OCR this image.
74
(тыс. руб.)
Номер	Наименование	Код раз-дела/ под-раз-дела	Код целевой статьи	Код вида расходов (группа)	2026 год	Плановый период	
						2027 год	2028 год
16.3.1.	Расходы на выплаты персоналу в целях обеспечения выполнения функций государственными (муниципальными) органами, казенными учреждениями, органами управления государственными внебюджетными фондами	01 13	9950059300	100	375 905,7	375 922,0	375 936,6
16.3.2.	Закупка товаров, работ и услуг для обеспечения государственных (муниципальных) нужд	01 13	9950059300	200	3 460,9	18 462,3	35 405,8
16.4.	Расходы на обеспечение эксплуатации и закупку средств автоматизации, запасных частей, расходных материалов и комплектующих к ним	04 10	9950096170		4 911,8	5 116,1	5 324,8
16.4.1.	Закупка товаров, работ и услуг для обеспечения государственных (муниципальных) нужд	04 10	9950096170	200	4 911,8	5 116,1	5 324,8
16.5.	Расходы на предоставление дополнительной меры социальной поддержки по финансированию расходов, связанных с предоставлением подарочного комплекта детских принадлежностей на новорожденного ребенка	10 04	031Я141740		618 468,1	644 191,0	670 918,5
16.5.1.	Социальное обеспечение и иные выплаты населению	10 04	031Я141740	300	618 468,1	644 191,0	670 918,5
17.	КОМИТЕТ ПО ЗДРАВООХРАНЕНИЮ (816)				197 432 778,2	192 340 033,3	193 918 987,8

...

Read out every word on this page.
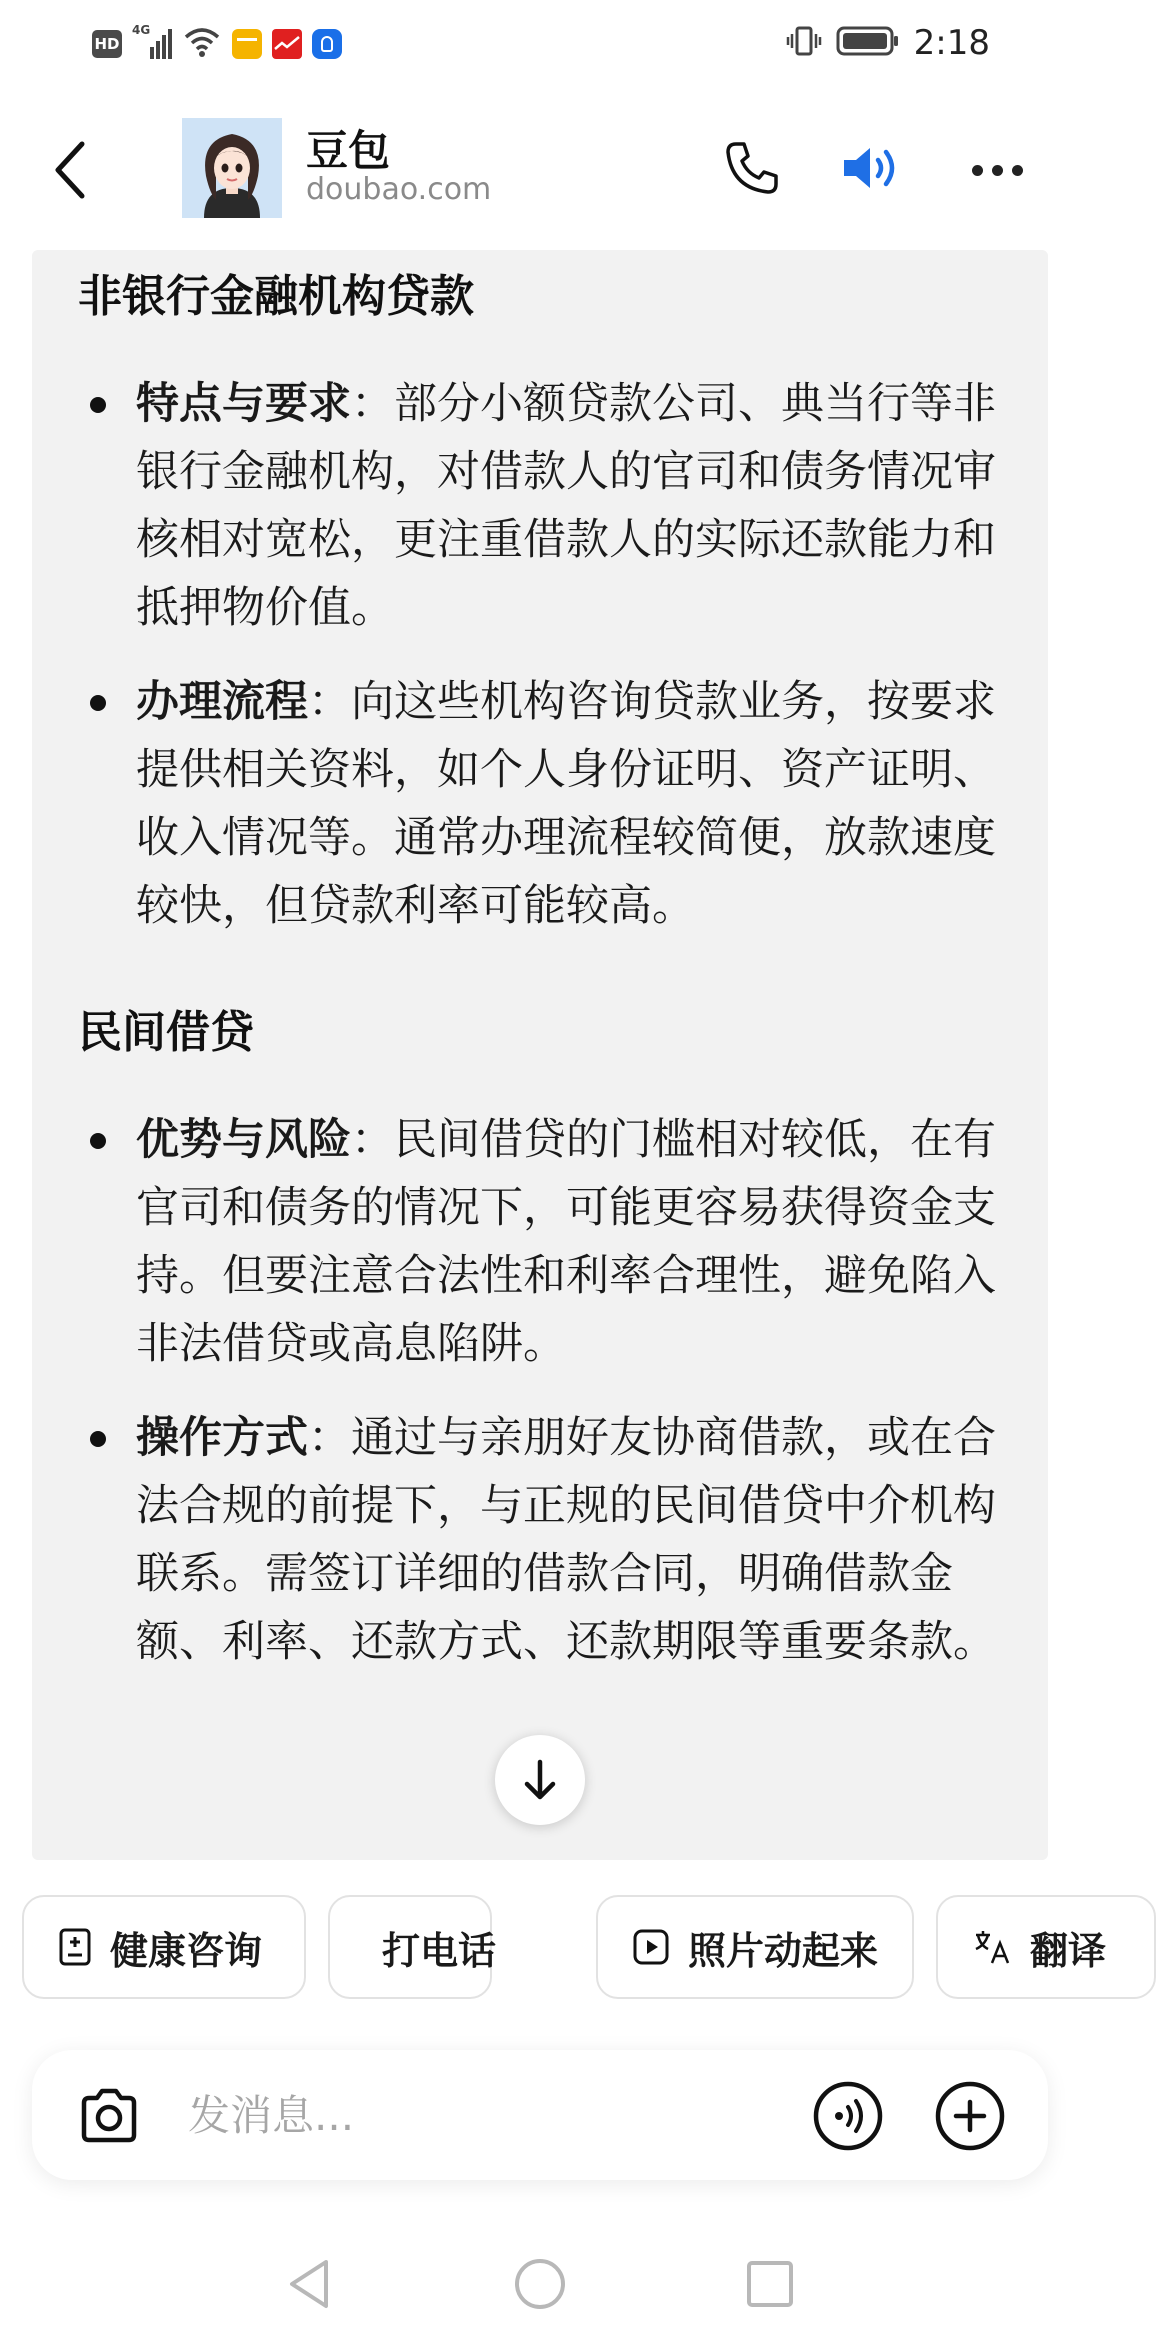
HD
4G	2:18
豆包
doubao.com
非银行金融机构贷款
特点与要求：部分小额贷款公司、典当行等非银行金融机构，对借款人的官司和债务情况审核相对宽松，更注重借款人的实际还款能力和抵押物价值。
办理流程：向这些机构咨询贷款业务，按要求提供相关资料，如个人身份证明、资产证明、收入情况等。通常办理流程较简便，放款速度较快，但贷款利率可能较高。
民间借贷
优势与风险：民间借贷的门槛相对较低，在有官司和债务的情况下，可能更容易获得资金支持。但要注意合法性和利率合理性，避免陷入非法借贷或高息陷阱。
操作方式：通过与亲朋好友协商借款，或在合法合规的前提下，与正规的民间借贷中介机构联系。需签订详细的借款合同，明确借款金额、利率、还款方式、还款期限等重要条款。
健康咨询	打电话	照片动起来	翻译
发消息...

- [Written instruction] Identify every line holding the word "нужд" and copy it out.

- [The reply]
16.3.2.	Закупка товаров, работ и услуг для обеспечения государственных (муниципальных) нужд	01 13	9950059300	200	3 460,9	18 462,3	35 405,8
16.4.1.	Закупка товаров, работ и услуг для обеспечения государственных (муниципальных) нужд	04 10	9950096170	200	4 911,8	5 116,1	5 324,8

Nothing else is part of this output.